| EXERCISE |
Print the entries below in their entirety, exactly as they are written.

| EXTRACTED MATERIAL |
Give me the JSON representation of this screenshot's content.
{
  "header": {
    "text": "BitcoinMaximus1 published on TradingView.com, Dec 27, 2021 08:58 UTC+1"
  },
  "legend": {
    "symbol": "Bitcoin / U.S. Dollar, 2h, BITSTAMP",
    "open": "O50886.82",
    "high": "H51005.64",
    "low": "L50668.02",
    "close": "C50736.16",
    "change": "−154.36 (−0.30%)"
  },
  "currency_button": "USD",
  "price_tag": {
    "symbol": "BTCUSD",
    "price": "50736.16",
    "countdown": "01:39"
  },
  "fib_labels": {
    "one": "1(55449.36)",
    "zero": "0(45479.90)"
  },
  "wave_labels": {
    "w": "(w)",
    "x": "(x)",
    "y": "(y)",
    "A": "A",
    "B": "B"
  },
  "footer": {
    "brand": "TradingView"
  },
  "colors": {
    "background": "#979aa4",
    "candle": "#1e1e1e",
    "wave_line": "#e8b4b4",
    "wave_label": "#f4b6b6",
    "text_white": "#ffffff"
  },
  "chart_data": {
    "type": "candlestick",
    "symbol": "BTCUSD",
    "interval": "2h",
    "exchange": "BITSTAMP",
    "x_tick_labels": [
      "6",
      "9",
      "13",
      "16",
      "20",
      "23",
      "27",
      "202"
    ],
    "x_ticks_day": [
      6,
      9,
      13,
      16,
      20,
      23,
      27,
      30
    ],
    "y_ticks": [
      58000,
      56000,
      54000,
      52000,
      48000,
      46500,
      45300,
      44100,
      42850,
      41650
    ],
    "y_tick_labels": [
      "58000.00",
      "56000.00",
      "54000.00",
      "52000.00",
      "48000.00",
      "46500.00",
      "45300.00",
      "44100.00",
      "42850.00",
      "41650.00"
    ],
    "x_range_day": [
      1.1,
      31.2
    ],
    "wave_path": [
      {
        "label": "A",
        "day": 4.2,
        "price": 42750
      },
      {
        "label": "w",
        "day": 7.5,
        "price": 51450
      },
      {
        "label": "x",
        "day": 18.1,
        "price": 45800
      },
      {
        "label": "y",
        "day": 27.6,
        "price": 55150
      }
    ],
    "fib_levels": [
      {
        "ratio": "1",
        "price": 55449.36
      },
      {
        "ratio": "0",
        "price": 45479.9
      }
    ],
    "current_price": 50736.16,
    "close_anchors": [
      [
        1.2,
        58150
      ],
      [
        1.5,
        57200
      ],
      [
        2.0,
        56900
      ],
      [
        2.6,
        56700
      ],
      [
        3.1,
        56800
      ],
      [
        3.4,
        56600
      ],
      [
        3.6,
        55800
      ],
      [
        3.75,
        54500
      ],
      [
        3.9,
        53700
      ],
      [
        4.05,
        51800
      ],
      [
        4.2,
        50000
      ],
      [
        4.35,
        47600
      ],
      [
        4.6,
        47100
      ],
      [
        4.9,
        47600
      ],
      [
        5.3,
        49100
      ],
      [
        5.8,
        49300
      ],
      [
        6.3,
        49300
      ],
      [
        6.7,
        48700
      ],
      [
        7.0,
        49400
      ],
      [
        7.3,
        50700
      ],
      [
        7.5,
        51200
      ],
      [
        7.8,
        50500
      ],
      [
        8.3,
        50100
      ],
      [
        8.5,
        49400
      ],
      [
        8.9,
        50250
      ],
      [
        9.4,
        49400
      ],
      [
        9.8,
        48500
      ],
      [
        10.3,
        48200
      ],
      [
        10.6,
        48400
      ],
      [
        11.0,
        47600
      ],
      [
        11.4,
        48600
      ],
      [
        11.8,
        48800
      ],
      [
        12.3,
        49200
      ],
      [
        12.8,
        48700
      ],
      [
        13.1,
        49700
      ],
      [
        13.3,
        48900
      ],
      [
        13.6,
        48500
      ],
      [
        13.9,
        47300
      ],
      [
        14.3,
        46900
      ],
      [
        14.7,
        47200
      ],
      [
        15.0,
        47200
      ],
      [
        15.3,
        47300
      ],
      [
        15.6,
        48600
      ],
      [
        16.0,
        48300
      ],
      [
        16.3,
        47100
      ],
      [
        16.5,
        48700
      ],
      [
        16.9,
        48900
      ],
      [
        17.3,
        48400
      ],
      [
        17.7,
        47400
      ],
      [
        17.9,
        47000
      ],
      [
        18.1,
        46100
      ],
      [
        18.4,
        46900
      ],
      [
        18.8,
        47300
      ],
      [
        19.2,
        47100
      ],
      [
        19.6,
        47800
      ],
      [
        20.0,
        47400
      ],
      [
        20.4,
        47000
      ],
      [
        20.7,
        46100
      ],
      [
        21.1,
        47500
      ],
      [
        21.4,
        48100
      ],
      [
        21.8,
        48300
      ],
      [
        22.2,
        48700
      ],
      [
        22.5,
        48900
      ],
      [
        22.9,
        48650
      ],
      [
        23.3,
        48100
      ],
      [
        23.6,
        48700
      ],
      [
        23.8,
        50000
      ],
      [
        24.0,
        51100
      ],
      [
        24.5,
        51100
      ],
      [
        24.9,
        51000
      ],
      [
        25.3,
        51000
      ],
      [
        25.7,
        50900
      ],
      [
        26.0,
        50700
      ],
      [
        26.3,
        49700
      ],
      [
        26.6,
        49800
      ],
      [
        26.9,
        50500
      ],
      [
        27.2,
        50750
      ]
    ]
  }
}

| CORRECT RESPONSE |
Give me the JSON representation of this screenshot's content.
{
  "header": {
    "text": "BitcoinMaximus1 published on TradingView.com, Dec 27, 2021 08:58 UTC+1"
  },
  "legend": {
    "symbol": "Bitcoin / U.S. Dollar, 2h, BITSTAMP",
    "open": "O50886.82",
    "high": "H51005.64",
    "low": "L50668.02",
    "close": "C50736.16",
    "change": "−154.36 (−0.30%)"
  },
  "currency_button": "USD",
  "price_tag": {
    "symbol": "BTCUSD",
    "price": "50736.16",
    "countdown": "01:39"
  },
  "fib_labels": {
    "one": "1(55449.36)",
    "zero": "0(45479.90)"
  },
  "wave_labels": {
    "w": "(w)",
    "x": "(x)",
    "y": "(y)",
    "A": "A",
    "B": "B"
  },
  "footer": {
    "brand": "TradingView"
  },
  "colors": {
    "background": "#979aa4",
    "candle": "#1e1e1e",
    "wave_line": "#e8b4b4",
    "wave_label": "#f4b6b6",
    "text_white": "#ffffff"
  },
  "chart_data": {
    "type": "candlestick",
    "symbol": "BTCUSD",
    "interval": "2h",
    "exchange": "BITSTAMP",
    "x_tick_labels": [
      "6",
      "9",
      "13",
      "16",
      "20",
      "23",
      "27",
      "202"
    ],
    "x_ticks_day": [
      6,
      9,
      13,
      16,
      20,
      23,
      27,
      30
    ],
    "y_ticks": [
      58000,
      56000,
      54000,
      52000,
      48000,
      46500,
      45300,
      44100,
      42850,
      41650
    ],
    "y_tick_labels": [
      "58000.00",
      "56000.00",
      "54000.00",
      "52000.00",
      "48000.00",
      "46500.00",
      "45300.00",
      "44100.00",
      "42850.00",
      "41650.00"
    ],
    "x_range_day": [
      1.1,
      31.2
    ],
    "wave_path": [
      {
        "label": "A",
        "day": 4.2,
        "price": 42750
      },
      {
        "label": "w",
        "day": 7.5,
        "price": 51450
      },
      {
        "label": "x",
        "day": 18.1,
        "price": 45800
      },
      {
        "label": "y",
        "day": 27.6,
        "price": 55150
      }
    ],
    "fib_levels": [
      {
        "ratio": "1",
        "price": 55449.36
      },
      {
        "ratio": "0",
        "price": 45479.9
      }
    ],
    "current_price": 50736.16,
    "close_anchors": [
      [
        1.2,
        58150
      ],
      [
        1.5,
        57200
      ],
      [
        2.0,
        56900
      ],
      [
        2.6,
        56700
      ],
      [
        3.1,
        56800
      ],
      [
        3.4,
        56600
      ],
      [
        3.6,
        55800
      ],
      [
        3.75,
        54500
      ],
      [
        3.9,
        53700
      ],
      [
        4.05,
        51800
      ],
      [
        4.2,
        50000
      ],
      [
        4.35,
        47600
      ],
      [
        4.6,
        47100
      ],
      [
        4.9,
        47600
      ],
      [
        5.3,
        49100
      ],
      [
        5.8,
        49300
      ],
      [
        6.3,
        49300
      ],
      [
        6.7,
        48700
      ],
      [
        7.0,
        49400
      ],
      [
        7.3,
        50700
      ],
      [
        7.5,
        51200
      ],
      [
        7.8,
        50500
      ],
      [
        8.3,
        50100
      ],
      [
        8.5,
        49400
      ],
      [
        8.9,
        50250
      ],
      [
        9.4,
        49400
      ],
      [
        9.8,
        48500
      ],
      [
        10.3,
        48200
      ],
      [
        10.6,
        48400
      ],
      [
        11.0,
        47600
      ],
      [
        11.4,
        48600
      ],
      [
        11.8,
        48800
      ],
      [
        12.3,
        49200
      ],
      [
        12.8,
        48700
      ],
      [
        13.1,
        49700
      ],
      [
        13.3,
        48900
      ],
      [
        13.6,
        48500
      ],
      [
        13.9,
        47300
      ],
      [
        14.3,
        46900
      ],
      [
        14.7,
        47200
      ],
      [
        15.0,
        47200
      ],
      [
        15.3,
        47300
      ],
      [
        15.6,
        48600
      ],
      [
        16.0,
        48300
      ],
      [
        16.3,
        47100
      ],
      [
        16.5,
        48700
      ],
      [
        16.9,
        48900
      ],
      [
        17.3,
        48400
      ],
      [
        17.7,
        47400
      ],
      [
        17.9,
        47000
      ],
      [
        18.1,
        46100
      ],
      [
        18.4,
        46900
      ],
      [
        18.8,
        47300
      ],
      [
        19.2,
        47100
      ],
      [
        19.6,
        47800
      ],
      [
        20.0,
        47400
      ],
      [
        20.4,
        47000
      ],
      [
        20.7,
        46100
      ],
      [
        21.1,
        47500
      ],
      [
        21.4,
        48100
      ],
      [
        21.8,
        48300
      ],
      [
        22.2,
        48700
      ],
      [
        22.5,
        48900
      ],
      [
        22.9,
        48650
      ],
      [
        23.3,
        48100
      ],
      [
        23.6,
        48700
      ],
      [
        23.8,
        50000
      ],
      [
        24.0,
        51100
      ],
      [
        24.5,
        51100
      ],
      [
        24.9,
        51000
      ],
      [
        25.3,
        51000
      ],
      [
        25.7,
        50900
      ],
      [
        26.0,
        50700
      ],
      [
        26.3,
        49700
      ],
      [
        26.6,
        49800
      ],
      [
        26.9,
        50500
      ],
      [
        27.2,
        50750
      ]
    ]
  }
}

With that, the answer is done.